Prompt | Reproduce every entry exactly as shown.

Extracted data |
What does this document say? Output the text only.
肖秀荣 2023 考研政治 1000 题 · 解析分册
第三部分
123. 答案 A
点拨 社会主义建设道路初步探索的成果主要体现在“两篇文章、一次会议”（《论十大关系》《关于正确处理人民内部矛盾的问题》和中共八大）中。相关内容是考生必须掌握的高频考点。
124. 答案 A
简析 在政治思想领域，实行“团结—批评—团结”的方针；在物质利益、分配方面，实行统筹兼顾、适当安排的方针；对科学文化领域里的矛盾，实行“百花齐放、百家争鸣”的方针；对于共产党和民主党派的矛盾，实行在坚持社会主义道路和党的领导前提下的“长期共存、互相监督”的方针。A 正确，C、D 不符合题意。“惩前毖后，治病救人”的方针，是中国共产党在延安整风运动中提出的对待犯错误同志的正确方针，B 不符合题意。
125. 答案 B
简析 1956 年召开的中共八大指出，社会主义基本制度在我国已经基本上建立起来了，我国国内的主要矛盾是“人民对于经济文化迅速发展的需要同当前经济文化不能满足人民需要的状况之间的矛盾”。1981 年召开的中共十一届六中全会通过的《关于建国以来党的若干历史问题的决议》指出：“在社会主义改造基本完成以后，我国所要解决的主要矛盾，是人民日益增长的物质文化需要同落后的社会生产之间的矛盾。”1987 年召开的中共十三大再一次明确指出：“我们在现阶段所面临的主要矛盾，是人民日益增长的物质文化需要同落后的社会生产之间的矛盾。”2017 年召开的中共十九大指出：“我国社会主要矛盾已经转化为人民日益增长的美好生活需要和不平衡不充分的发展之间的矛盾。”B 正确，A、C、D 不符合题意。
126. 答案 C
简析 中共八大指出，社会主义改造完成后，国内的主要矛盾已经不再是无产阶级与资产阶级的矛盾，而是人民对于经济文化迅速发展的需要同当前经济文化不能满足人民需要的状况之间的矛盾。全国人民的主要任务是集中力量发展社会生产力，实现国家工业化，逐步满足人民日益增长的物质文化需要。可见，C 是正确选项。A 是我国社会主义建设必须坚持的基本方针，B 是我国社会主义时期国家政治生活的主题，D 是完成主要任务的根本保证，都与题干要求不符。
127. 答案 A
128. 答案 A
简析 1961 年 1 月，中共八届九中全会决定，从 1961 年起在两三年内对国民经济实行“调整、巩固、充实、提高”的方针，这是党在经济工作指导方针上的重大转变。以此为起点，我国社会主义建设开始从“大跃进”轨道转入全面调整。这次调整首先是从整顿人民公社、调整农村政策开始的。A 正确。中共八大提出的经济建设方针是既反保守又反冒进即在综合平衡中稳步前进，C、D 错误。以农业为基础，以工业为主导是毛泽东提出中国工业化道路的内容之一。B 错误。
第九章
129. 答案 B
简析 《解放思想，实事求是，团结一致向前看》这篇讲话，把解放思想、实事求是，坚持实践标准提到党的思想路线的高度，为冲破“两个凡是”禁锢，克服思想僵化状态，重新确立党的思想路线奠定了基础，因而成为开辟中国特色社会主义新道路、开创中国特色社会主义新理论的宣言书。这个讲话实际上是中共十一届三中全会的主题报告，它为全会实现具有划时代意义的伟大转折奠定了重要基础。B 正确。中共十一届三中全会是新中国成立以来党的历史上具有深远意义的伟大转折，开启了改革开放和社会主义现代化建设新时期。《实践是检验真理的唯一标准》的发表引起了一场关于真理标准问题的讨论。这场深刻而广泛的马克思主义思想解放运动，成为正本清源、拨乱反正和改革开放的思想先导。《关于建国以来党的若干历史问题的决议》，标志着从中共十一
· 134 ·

Written solution |
What does this document say? Output the text only.
肖秀荣 2023 考研政治 1000 题 · 解析分册
第三部分
123. 答案 A
点拨 社会主义建设道路初步探索的成果主要体现在“两篇文章、一次会议”（《论十大关系》《关于正确处理人民内部矛盾的问题》和中共八大）中。相关内容是考生必须掌握的高频考点。
124. 答案 A
简析 在政治思想领域，实行“团结—批评—团结”的方针；在物质利益、分配方面，实行统筹兼顾、适当安排的方针；对科学文化领域里的矛盾，实行“百花齐放、百家争鸣”的方针；对于共产党和民主党派的矛盾，实行在坚持社会主义道路和党的领导前提下的“长期共存、互相监督”的方针。A 正确，C、D 不符合题意。“惩前毖后，治病救人”的方针，是中国共产党在延安整风运动中提出的对待犯错误同志的正确方针，B 不符合题意。
125. 答案 B
简析 1956 年召开的中共八大指出，社会主义基本制度在我国已经基本上建立起来了，我国国内的主要矛盾是“人民对于经济文化迅速发展的需要同当前经济文化不能满足人民需要的状况之间的矛盾”。1981 年召开的中共十一届六中全会通过的《关于建国以来党的若干历史问题的决议》指出：“在社会主义改造基本完成以后，我国所要解决的主要矛盾，是人民日益增长的物质文化需要同落后的社会生产之间的矛盾。”1987 年召开的中共十三大再一次明确指出：“我们在现阶段所面临的主要矛盾，是人民日益增长的物质文化需要同落后的社会生产之间的矛盾。”2017 年召开的中共十九大指出：“我国社会主要矛盾已经转化为人民日益增长的美好生活需要和不平衡不充分的发展之间的矛盾。”B 正确，A、C、D 不符合题意。
126. 答案 C
简析 中共八大指出，社会主义改造完成后，国内的主要矛盾已经不再是无产阶级与资产阶级的矛盾，而是人民对于经济文化迅速发展的需要同当前经济文化不能满足人民需要的状况之间的矛盾。全国人民的主要任务是集中力量发展社会生产力，实现国家工业化，逐步满足人民日益增长的物质文化需要。可见，C 是正确选项。A 是我国社会主义建设必须坚持的基本方针，B 是我国社会主义时期国家政治生活的主题，D 是完成主要任务的根本保证，都与题干要求不符。
127. 答案 A
128. 答案 A
简析 1961 年 1 月，中共八届九中全会决定，从 1961 年起在两三年内对国民经济实行“调整、巩固、充实、提高”的方针，这是党在经济工作指导方针上的重大转变。以此为起点，我国社会主义建设开始从“大跃进”轨道转入全面调整。这次调整首先是从整顿人民公社、调整农村政策开始的。A 正确。中共八大提出的经济建设方针是既反保守又反冒进即在综合平衡中稳步前进，C、D 错误。以农业为基础，以工业为主导是毛泽东提出中国工业化道路的内容之一。B 错误。
第九章
129. 答案 B
简析 《解放思想，实事求是，团结一致向前看》这篇讲话，把解放思想、实事求是，坚持实践标准提到党的思想路线的高度，为冲破“两个凡是”禁锢，克服思想僵化状态，重新确立党的思想路线奠定了基础，因而成为开辟中国特色社会主义新道路、开创中国特色社会主义新理论的宣言书。这个讲话实际上是中共十一届三中全会的主题报告，它为全会实现具有划时代意义的伟大转折奠定了重要基础。B 正确。中共十一届三中全会是新中国成立以来党的历史上具有深远意义的伟大转折，开启了改革开放和社会主义现代化建设新时期。《实践是检验真理的唯一标准》的发表引起了一场关于真理标准问题的讨论。这场深刻而广泛的马克思主义思想解放运动，成为正本清源、拨乱反正和改革开放的思想先导。《关于建国以来党的若干历史问题的决议》，标志着从中共十一
· 134 ·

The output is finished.